**** LISTED RECORDS ****

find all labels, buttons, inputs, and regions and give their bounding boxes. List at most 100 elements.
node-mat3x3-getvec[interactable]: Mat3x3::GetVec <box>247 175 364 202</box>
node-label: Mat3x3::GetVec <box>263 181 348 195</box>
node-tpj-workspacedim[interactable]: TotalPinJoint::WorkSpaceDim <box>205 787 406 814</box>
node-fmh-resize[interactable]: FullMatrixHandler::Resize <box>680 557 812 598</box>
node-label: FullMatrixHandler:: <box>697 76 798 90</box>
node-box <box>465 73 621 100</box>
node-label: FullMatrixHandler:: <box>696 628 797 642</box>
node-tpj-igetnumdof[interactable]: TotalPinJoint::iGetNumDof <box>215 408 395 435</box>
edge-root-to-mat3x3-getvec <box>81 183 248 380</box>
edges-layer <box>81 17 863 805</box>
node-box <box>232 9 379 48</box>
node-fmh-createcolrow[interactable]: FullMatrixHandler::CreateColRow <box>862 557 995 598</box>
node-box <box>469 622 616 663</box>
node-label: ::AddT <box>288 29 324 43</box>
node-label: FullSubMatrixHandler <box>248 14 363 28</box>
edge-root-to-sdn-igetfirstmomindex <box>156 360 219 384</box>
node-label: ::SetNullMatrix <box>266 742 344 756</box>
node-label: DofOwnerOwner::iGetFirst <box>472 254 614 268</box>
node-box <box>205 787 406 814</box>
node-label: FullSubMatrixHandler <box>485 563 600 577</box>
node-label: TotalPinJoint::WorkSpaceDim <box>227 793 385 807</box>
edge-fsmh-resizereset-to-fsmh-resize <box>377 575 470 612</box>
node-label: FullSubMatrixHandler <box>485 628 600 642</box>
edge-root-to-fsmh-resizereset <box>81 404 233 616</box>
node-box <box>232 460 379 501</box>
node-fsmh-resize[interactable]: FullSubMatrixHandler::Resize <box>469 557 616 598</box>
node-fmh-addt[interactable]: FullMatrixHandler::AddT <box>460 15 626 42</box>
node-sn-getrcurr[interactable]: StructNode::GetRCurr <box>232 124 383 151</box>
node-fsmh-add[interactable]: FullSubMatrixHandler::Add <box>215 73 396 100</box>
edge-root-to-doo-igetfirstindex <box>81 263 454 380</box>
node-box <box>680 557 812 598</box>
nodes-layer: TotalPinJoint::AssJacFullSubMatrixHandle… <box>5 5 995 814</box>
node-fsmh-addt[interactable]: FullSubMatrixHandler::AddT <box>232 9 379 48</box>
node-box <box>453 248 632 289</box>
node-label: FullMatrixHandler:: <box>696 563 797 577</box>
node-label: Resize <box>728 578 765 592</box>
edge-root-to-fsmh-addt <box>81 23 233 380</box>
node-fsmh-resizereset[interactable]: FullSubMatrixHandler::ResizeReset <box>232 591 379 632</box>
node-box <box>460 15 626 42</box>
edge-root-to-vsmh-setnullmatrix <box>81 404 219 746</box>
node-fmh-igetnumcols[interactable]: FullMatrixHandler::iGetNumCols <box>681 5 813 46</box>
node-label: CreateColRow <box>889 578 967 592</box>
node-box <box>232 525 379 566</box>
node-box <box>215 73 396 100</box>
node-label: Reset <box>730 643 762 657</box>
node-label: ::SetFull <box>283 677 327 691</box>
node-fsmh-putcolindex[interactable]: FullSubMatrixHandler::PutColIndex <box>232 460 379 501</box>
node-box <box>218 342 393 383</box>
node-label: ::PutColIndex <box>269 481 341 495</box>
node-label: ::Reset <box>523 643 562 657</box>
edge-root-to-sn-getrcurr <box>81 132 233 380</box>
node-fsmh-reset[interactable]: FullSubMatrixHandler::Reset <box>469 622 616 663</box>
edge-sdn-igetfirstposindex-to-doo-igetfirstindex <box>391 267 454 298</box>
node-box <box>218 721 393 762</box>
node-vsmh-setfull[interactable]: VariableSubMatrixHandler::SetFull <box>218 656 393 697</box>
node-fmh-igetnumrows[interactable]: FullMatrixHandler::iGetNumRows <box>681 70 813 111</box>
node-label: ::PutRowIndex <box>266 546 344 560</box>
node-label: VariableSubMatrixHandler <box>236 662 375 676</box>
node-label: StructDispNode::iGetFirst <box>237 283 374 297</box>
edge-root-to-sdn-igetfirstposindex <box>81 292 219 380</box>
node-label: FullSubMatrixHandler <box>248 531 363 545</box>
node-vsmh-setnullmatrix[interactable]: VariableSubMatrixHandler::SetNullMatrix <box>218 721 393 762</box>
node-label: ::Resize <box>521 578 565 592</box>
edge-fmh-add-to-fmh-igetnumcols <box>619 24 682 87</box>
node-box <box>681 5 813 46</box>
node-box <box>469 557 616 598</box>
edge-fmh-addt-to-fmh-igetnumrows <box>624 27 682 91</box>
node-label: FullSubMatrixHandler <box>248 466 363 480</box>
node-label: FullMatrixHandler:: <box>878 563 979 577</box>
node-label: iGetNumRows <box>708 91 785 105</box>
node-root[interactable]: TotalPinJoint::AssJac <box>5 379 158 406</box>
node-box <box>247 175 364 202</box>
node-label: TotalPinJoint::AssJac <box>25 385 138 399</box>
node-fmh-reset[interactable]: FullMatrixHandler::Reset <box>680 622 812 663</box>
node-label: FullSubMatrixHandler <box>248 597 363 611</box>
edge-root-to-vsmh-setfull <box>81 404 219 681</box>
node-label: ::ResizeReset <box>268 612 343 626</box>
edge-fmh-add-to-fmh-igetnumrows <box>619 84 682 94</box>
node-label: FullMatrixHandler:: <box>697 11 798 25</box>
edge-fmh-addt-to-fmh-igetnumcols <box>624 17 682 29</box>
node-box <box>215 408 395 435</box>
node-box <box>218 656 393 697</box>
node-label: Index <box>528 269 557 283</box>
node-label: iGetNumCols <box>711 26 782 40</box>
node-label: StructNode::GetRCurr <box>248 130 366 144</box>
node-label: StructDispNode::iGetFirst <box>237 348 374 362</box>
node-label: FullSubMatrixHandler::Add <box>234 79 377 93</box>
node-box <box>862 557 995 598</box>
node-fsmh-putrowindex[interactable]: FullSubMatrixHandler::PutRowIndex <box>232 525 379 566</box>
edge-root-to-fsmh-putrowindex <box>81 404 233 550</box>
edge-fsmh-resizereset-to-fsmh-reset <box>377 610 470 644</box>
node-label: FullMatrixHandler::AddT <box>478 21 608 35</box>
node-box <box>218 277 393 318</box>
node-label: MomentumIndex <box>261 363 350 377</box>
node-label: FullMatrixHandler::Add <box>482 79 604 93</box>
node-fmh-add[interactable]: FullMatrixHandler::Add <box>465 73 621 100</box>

****

**SET EXERCISE**
Repeat all of the material above line for line, without changing a single character.

**RESPONSE TO THIS EXERCISE**
find all labels, buttons, inputs, and regions and give their bounding boxes. List at most 100 elements.
node-mat3x3-getvec[interactable]: Mat3x3::GetVec <box>247 175 364 202</box>
node-label: Mat3x3::GetVec <box>263 181 348 195</box>
node-tpj-workspacedim[interactable]: TotalPinJoint::WorkSpaceDim <box>205 787 406 814</box>
node-fmh-resize[interactable]: FullMatrixHandler::Resize <box>680 557 812 598</box>
node-label: FullMatrixHandler:: <box>697 76 798 90</box>
node-box <box>465 73 621 100</box>
node-label: FullMatrixHandler:: <box>696 628 797 642</box>
node-tpj-igetnumdof[interactable]: TotalPinJoint::iGetNumDof <box>215 408 395 435</box>
edge-root-to-mat3x3-getvec <box>81 183 248 380</box>
edges-layer <box>81 17 863 805</box>
node-box <box>232 9 379 48</box>
node-fmh-createcolrow[interactable]: FullMatrixHandler::CreateColRow <box>862 557 995 598</box>
node-box <box>469 622 616 663</box>
node-label: ::AddT <box>288 29 324 43</box>
node-label: FullSubMatrixHandler <box>248 14 363 28</box>
edge-root-to-sdn-igetfirstmomindex <box>156 360 219 384</box>
node-label: ::SetNullMatrix <box>266 742 344 756</box>
node-label: DofOwnerOwner::iGetFirst <box>472 254 614 268</box>
node-box <box>205 787 406 814</box>
node-label: FullSubMatrixHandler <box>485 563 600 577</box>
node-label: TotalPinJoint::WorkSpaceDim <box>227 793 385 807</box>
edge-fsmh-resizereset-to-fsmh-resize <box>377 575 470 612</box>
node-label: FullSubMatrixHandler <box>485 628 600 642</box>
edge-root-to-fsmh-resizereset <box>81 404 233 616</box>
node-box <box>232 460 379 501</box>
node-fsmh-resize[interactable]: FullSubMatrixHandler::Resize <box>469 557 616 598</box>
node-fmh-addt[interactable]: FullMatrixHandler::AddT <box>460 15 626 42</box>
node-sn-getrcurr[interactable]: StructNode::GetRCurr <box>232 124 383 151</box>
node-fsmh-add[interactable]: FullSubMatrixHandler::Add <box>215 73 396 100</box>
edge-root-to-doo-igetfirstindex <box>81 263 454 380</box>
node-box <box>680 557 812 598</box>
nodes-layer: TotalPinJoint::AssJacFullSubMatrixHandle… <box>5 5 995 814</box>
node-fsmh-addt[interactable]: FullSubMatrixHandler::AddT <box>232 9 379 48</box>
node-box <box>453 248 632 289</box>
node-label: FullMatrixHandler:: <box>696 563 797 577</box>
node-label: Resize <box>728 578 765 592</box>
edge-root-to-fsmh-addt <box>81 23 233 380</box>
node-fsmh-resizereset[interactable]: FullSubMatrixHandler::ResizeReset <box>232 591 379 632</box>
node-box <box>460 15 626 42</box>
edge-root-to-vsmh-setnullmatrix <box>81 404 219 746</box>
node-fmh-igetnumcols[interactable]: FullMatrixHandler::iGetNumCols <box>681 5 813 46</box>
node-label: CreateColRow <box>889 578 967 592</box>
node-box <box>232 525 379 566</box>
node-box <box>215 73 396 100</box>
node-label: Reset <box>730 643 762 657</box>
node-label: ::SetFull <box>283 677 327 691</box>
node-fsmh-putcolindex[interactable]: FullSubMatrixHandler::PutColIndex <box>232 460 379 501</box>
node-box <box>218 342 393 383</box>
node-label: ::PutColIndex <box>269 481 341 495</box>
node-label: ::Reset <box>523 643 562 657</box>
edge-root-to-sn-getrcurr <box>81 132 233 380</box>
node-fsmh-reset[interactable]: FullSubMatrixHandler::Reset <box>469 622 616 663</box>
edge-sdn-igetfirstposindex-to-doo-igetfirstindex <box>391 267 454 298</box>
node-box <box>218 721 393 762</box>
node-vsmh-setfull[interactable]: VariableSubMatrixHandler::SetFull <box>218 656 393 697</box>
node-fmh-igetnumrows[interactable]: FullMatrixHandler::iGetNumRows <box>681 70 813 111</box>
node-label: ::PutRowIndex <box>266 546 344 560</box>
node-label: VariableSubMatrixHandler <box>236 662 375 676</box>
node-label: StructDispNode::iGetFirst <box>237 283 374 297</box>
edge-root-to-sdn-igetfirstposindex <box>81 292 219 380</box>
node-label: FullSubMatrixHandler <box>248 531 363 545</box>
node-vsmh-setnullmatrix[interactable]: VariableSubMatrixHandler::SetNullMatrix <box>218 721 393 762</box>
node-label: ::Resize <box>521 578 565 592</box>
edge-fmh-add-to-fmh-igetnumcols <box>619 24 682 87</box>
node-box <box>681 5 813 46</box>
node-box <box>469 557 616 598</box>
edge-fmh-addt-to-fmh-igetnumrows <box>624 27 682 91</box>
node-label: FullSubMatrixHandler <box>248 466 363 480</box>
node-label: FullMatrixHandler:: <box>878 563 979 577</box>
node-label: iGetNumRows <box>708 91 785 105</box>
node-root[interactable]: TotalPinJoint::AssJac <box>5 379 158 406</box>
node-box <box>247 175 364 202</box>
node-label: TotalPinJoint::AssJac <box>25 385 138 399</box>
node-fmh-reset[interactable]: FullMatrixHandler::Reset <box>680 622 812 663</box>
node-label: FullSubMatrixHandler <box>248 597 363 611</box>
edge-root-to-vsmh-setfull <box>81 404 219 681</box>
node-label: ::ResizeReset <box>268 612 343 626</box>
edge-fmh-add-to-fmh-igetnumrows <box>619 84 682 94</box>
node-label: FullMatrixHandler:: <box>697 11 798 25</box>
edge-fmh-addt-to-fmh-igetnumcols <box>624 17 682 29</box>
node-box <box>215 408 395 435</box>
node-box <box>218 656 393 697</box>
node-label: Index <box>528 269 557 283</box>
node-label: iGetNumCols <box>711 26 782 40</box>
node-label: StructNode::GetRCurr <box>248 130 366 144</box>
node-label: StructDispNode::iGetFirst <box>237 348 374 362</box>
node-label: FullSubMatrixHandler::Add <box>234 79 377 93</box>
node-box <box>862 557 995 598</box>
node-fsmh-putrowindex[interactable]: FullSubMatrixHandler::PutRowIndex <box>232 525 379 566</box>
edge-root-to-fsmh-putrowindex <box>81 404 233 550</box>
edge-fsmh-resizereset-to-fsmh-reset <box>377 610 470 644</box>
node-label: FullMatrixHandler::AddT <box>478 21 608 35</box>
node-box <box>218 277 393 318</box>
node-label: MomentumIndex <box>261 363 350 377</box>
node-label: FullMatrixHandler::Add <box>482 79 604 93</box>
node-fmh-add[interactable]: FullMatrixHandler::Add <box>465 73 621 100</box>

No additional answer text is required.